▸ WRITTEN TASK
Spot every line with the word "JSON" and return it.

Items from a dataset

_ _ _ _

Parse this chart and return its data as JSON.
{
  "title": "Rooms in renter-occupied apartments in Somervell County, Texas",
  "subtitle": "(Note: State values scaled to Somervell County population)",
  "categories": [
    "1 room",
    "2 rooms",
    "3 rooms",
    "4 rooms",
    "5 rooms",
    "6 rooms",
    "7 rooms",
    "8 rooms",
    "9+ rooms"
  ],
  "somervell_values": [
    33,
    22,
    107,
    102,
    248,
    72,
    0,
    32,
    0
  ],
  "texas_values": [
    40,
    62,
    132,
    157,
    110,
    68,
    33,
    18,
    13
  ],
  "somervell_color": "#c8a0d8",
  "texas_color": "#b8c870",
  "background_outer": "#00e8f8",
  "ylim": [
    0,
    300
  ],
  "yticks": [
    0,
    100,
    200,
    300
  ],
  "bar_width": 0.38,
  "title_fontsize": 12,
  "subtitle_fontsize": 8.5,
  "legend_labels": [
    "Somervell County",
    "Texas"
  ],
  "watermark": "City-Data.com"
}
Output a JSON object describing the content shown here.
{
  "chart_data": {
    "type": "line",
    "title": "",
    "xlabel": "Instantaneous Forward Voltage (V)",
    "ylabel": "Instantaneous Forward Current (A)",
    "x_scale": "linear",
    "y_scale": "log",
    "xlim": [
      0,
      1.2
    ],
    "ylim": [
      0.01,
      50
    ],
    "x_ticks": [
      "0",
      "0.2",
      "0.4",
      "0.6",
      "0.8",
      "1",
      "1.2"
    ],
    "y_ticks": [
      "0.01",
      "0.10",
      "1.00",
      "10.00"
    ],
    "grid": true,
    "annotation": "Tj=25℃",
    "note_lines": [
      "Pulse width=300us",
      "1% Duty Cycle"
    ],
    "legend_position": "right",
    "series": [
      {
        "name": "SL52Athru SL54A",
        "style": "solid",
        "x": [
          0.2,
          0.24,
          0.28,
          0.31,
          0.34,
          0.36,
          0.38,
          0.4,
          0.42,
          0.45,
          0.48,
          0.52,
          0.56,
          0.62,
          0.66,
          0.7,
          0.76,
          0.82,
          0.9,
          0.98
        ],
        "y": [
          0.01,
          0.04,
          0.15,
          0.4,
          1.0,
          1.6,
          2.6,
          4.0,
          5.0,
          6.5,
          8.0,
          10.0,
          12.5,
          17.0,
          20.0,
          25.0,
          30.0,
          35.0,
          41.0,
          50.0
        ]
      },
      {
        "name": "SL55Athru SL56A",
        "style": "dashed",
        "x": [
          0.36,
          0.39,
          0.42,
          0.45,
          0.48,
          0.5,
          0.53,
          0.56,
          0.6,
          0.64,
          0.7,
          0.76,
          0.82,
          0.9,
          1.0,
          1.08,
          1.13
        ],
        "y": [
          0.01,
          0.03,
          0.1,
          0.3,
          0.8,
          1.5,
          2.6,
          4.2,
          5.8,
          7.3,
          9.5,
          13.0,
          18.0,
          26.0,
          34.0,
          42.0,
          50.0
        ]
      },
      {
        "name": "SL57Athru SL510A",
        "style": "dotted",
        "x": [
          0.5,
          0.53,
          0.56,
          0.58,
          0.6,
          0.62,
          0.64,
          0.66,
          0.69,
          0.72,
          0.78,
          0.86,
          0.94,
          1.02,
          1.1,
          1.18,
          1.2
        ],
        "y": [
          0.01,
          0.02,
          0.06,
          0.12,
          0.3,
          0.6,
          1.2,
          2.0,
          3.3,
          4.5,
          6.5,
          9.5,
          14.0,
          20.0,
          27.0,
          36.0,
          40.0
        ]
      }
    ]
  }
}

_ _ _ _

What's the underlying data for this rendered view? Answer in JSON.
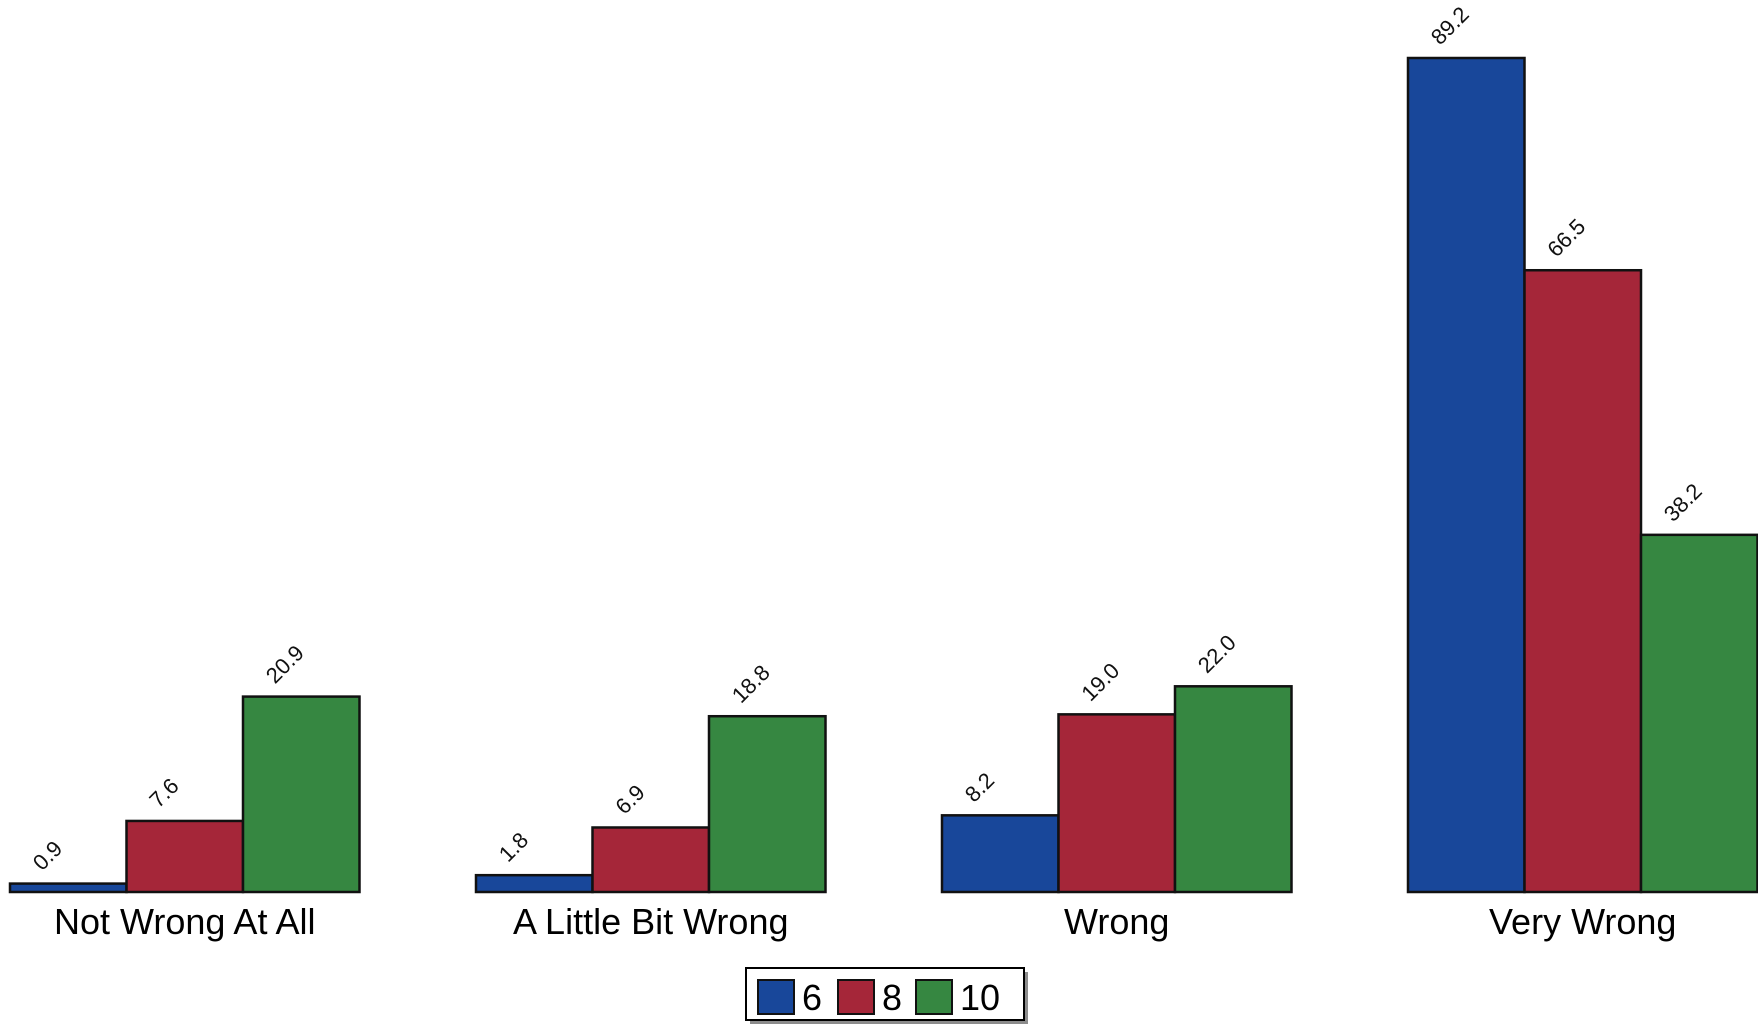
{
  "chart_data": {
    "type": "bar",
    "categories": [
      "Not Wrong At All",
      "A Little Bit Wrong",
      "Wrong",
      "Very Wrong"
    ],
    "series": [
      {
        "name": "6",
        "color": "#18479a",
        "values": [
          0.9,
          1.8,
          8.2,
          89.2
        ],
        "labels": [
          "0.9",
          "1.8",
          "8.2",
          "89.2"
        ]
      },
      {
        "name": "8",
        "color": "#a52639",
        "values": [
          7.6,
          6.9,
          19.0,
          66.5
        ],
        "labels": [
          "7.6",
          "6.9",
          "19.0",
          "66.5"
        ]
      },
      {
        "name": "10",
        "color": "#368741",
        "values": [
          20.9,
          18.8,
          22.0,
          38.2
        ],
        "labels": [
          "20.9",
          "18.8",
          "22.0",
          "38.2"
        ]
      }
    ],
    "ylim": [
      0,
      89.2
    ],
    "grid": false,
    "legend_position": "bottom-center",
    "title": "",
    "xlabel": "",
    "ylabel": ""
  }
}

_ _ _ _

▸ REPLY TO THE EXERCISE
Parse this chart and return its data as JSON.
Output a JSON object describing the content shown here.
What's the underlying data for this rendered view? Answer in JSON.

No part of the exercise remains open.